■ REQUIRED WORK ■
Word for word, transcribe the lines below and drop the pictures.

— START —

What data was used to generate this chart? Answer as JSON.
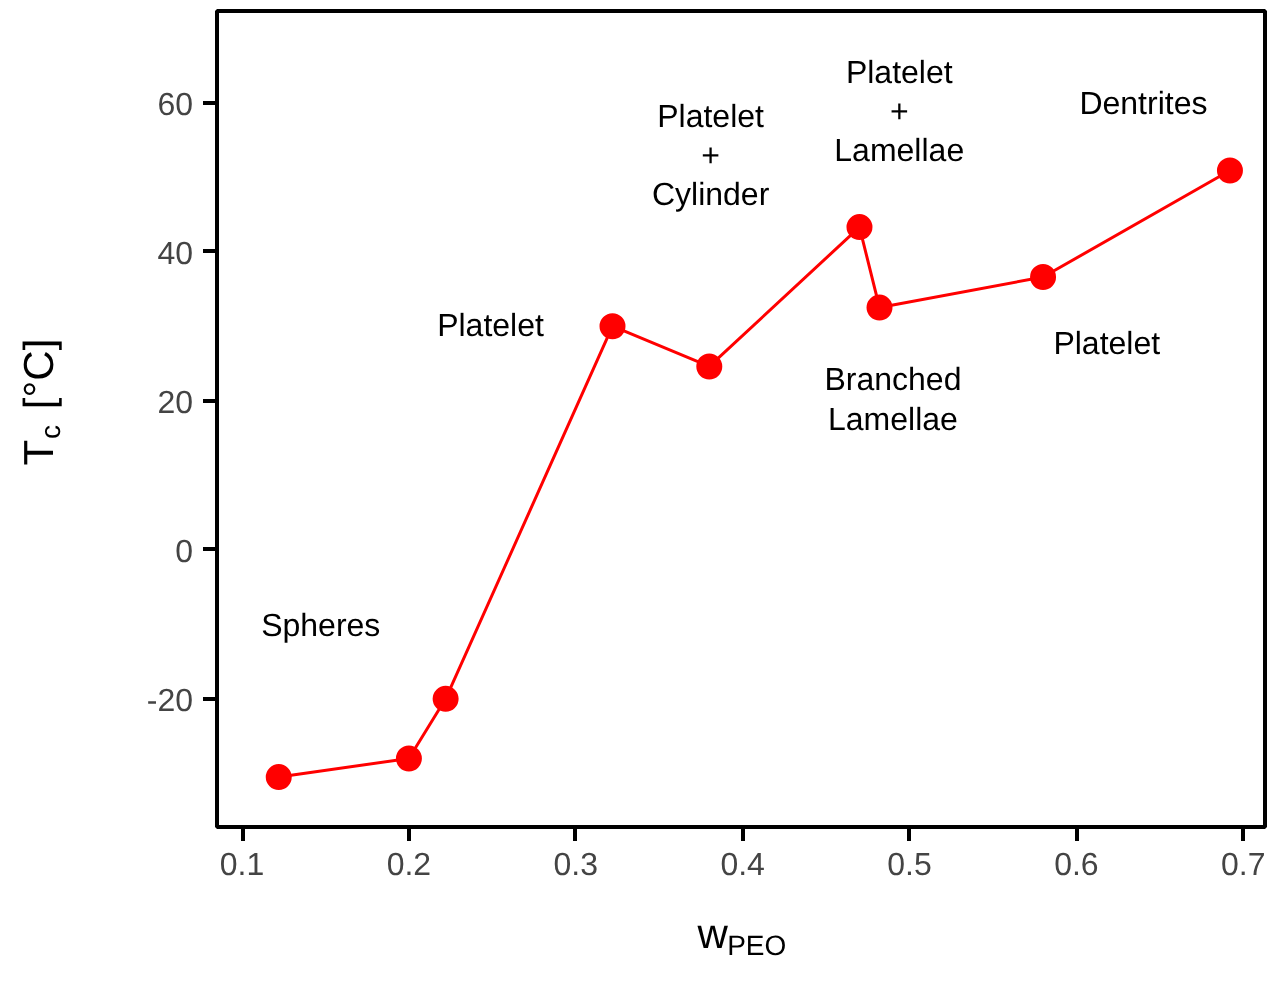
{
  "chart_data": {
    "type": "line",
    "xlabel": "w$_{PEO}$",
    "ylabel": "T$_{c}$ [°C]",
    "x": [
      0.122,
      0.2,
      0.222,
      0.322,
      0.38,
      0.47,
      0.482,
      0.58,
      0.692
    ],
    "series": [
      {
        "color": "#ff0000",
        "values": [
          -30.5,
          -28,
          -20,
          30,
          24.6,
          43.3,
          32.5,
          36.6,
          50.9
        ]
      }
    ],
    "marker": "circle",
    "line_style": "solid",
    "grid": false,
    "xlim": [
      0.085,
      0.713
    ],
    "ylim": [
      -37.2,
      72.3
    ],
    "xticks": [
      0.1,
      0.2,
      0.3,
      0.4,
      0.5,
      0.6,
      0.7
    ],
    "yticks": [
      -20,
      0,
      20,
      40,
      60
    ],
    "annotations": [
      "Spheres",
      "Platelet",
      "Platelet\n+\nCylinder",
      "Platelet\n+\nLamellae",
      "Branched\nLamellae",
      "Platelet",
      "Dentrites"
    ]
  }
}
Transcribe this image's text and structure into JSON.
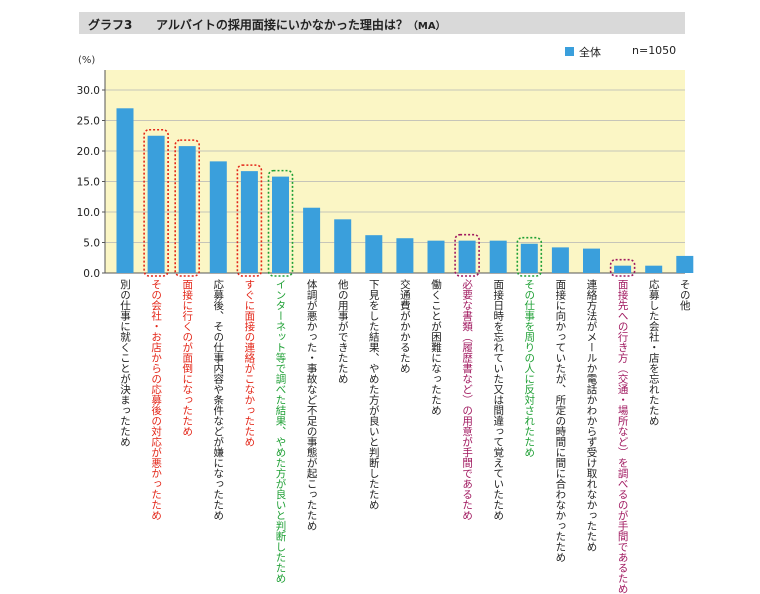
{
  "header": {
    "graph_number": "グラフ3",
    "title": "アルバイトの採用面接にいかなかった理由は？",
    "title_suffix": "（MA）"
  },
  "unit_label": "(%)",
  "legend": {
    "label": "全体",
    "n": "n=1050"
  },
  "colors": {
    "bar": "#3a9fdc",
    "plot_bg": "#fbf6c5",
    "highlight_red": "#e32618",
    "highlight_green": "#1fa035",
    "highlight_purple": "#a0185f"
  },
  "chart_data": {
    "type": "bar",
    "categories": [
      "別の仕事に就くことが決まったため",
      "その会社・お店からの応募後の対応が悪かったため",
      "面接に行くのが面倒になったため",
      "応募後、その仕事内容や条件などが嫌になったため",
      "すぐに面接の連絡がこなかったため",
      "インターネット等で調べた結果、やめた方が良いと判断したため",
      "体調が悪かった・事故など不足の事態が起こったため",
      "他の用事ができたため",
      "下見をした結果、やめた方が良いと判断したため",
      "交通費がかかるため",
      "働くことが困難になったため",
      "必要な書類（履歴書など）の用意が手間であるため",
      "面接日時を忘れていた又は間違って覚えていたため",
      "その仕事を周りの人に反対されたため",
      "面接に向かっていたが、所定の時間に間に合わなかったため",
      "連絡方法がメールか電話かわからず受け取れなかったため",
      "面接先への行き方（交通・場所など）を調べるのが手間であるため",
      "応募した会社・店を忘れたため",
      "その他"
    ],
    "series": [
      {
        "name": "全体",
        "values": [
          27.0,
          22.5,
          20.8,
          18.3,
          16.7,
          15.8,
          10.7,
          8.8,
          6.2,
          5.7,
          5.3,
          5.3,
          5.3,
          4.8,
          4.2,
          4.0,
          1.2,
          1.2,
          2.8
        ]
      }
    ],
    "highlight": [
      "none",
      "red",
      "red",
      "none",
      "red",
      "green",
      "none",
      "none",
      "none",
      "none",
      "none",
      "purple",
      "none",
      "green",
      "none",
      "none",
      "purple",
      "none",
      "none"
    ],
    "ylim": [
      0,
      30
    ],
    "yticks": [
      "0.0",
      "5.0",
      "10.0",
      "15.0",
      "20.0",
      "25.0",
      "30.0"
    ],
    "ylabel": "(%)",
    "grid": true,
    "legend_position": "top-right"
  }
}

— END —

■ SOLUTION ■
What data was used to generate this chart? Answer as JSON.
{
  "chart_data": {
    "type": "line",
    "xlabel": "w$_{PEO}$",
    "ylabel": "T$_{c}$ [°C]",
    "x": [
      0.122,
      0.2,
      0.222,
      0.322,
      0.38,
      0.47,
      0.482,
      0.58,
      0.692
    ],
    "series": [
      {
        "color": "#ff0000",
        "values": [
          -30.5,
          -28,
          -20,
          30,
          24.6,
          43.3,
          32.5,
          36.6,
          50.9
        ]
      }
    ],
    "marker": "circle",
    "line_style": "solid",
    "grid": false,
    "xlim": [
      0.085,
      0.713
    ],
    "ylim": [
      -37.2,
      72.3
    ],
    "xticks": [
      0.1,
      0.2,
      0.3,
      0.4,
      0.5,
      0.6,
      0.7
    ],
    "yticks": [
      -20,
      0,
      20,
      40,
      60
    ],
    "annotations": [
      "Spheres",
      "Platelet",
      "Platelet\n+\nCylinder",
      "Platelet\n+\nLamellae",
      "Branched\nLamellae",
      "Platelet",
      "Dentrites"
    ]
  }
}
Transcribe this image's text and structure into JSON.
{
  "header": {
    "graph_number": "グラフ3",
    "title": "アルバイトの採用面接にいかなかった理由は？",
    "title_suffix": "（MA）"
  },
  "unit_label": "(%)",
  "legend": {
    "label": "全体",
    "n": "n=1050"
  },
  "colors": {
    "bar": "#3a9fdc",
    "plot_bg": "#fbf6c5",
    "highlight_red": "#e32618",
    "highlight_green": "#1fa035",
    "highlight_purple": "#a0185f"
  },
  "chart_data": {
    "type": "bar",
    "categories": [
      "別の仕事に就くことが決まったため",
      "その会社・お店からの応募後の対応が悪かったため",
      "面接に行くのが面倒になったため",
      "応募後、その仕事内容や条件などが嫌になったため",
      "すぐに面接の連絡がこなかったため",
      "インターネット等で調べた結果、やめた方が良いと判断したため",
      "体調が悪かった・事故など不足の事態が起こったため",
      "他の用事ができたため",
      "下見をした結果、やめた方が良いと判断したため",
      "交通費がかかるため",
      "働くことが困難になったため",
      "必要な書類（履歴書など）の用意が手間であるため",
      "面接日時を忘れていた又は間違って覚えていたため",
      "その仕事を周りの人に反対されたため",
      "面接に向かっていたが、所定の時間に間に合わなかったため",
      "連絡方法がメールか電話かわからず受け取れなかったため",
      "面接先への行き方（交通・場所など）を調べるのが手間であるため",
      "応募した会社・店を忘れたため",
      "その他"
    ],
    "series": [
      {
        "name": "全体",
        "values": [
          27.0,
          22.5,
          20.8,
          18.3,
          16.7,
          15.8,
          10.7,
          8.8,
          6.2,
          5.7,
          5.3,
          5.3,
          5.3,
          4.8,
          4.2,
          4.0,
          1.2,
          1.2,
          2.8
        ]
      }
    ],
    "highlight": [
      "none",
      "red",
      "red",
      "none",
      "red",
      "green",
      "none",
      "none",
      "none",
      "none",
      "none",
      "purple",
      "none",
      "green",
      "none",
      "none",
      "purple",
      "none",
      "none"
    ],
    "ylim": [
      0,
      30
    ],
    "yticks": [
      "0.0",
      "5.0",
      "10.0",
      "15.0",
      "20.0",
      "25.0",
      "30.0"
    ],
    "ylabel": "(%)",
    "grid": true,
    "legend_position": "top-right"
  }
}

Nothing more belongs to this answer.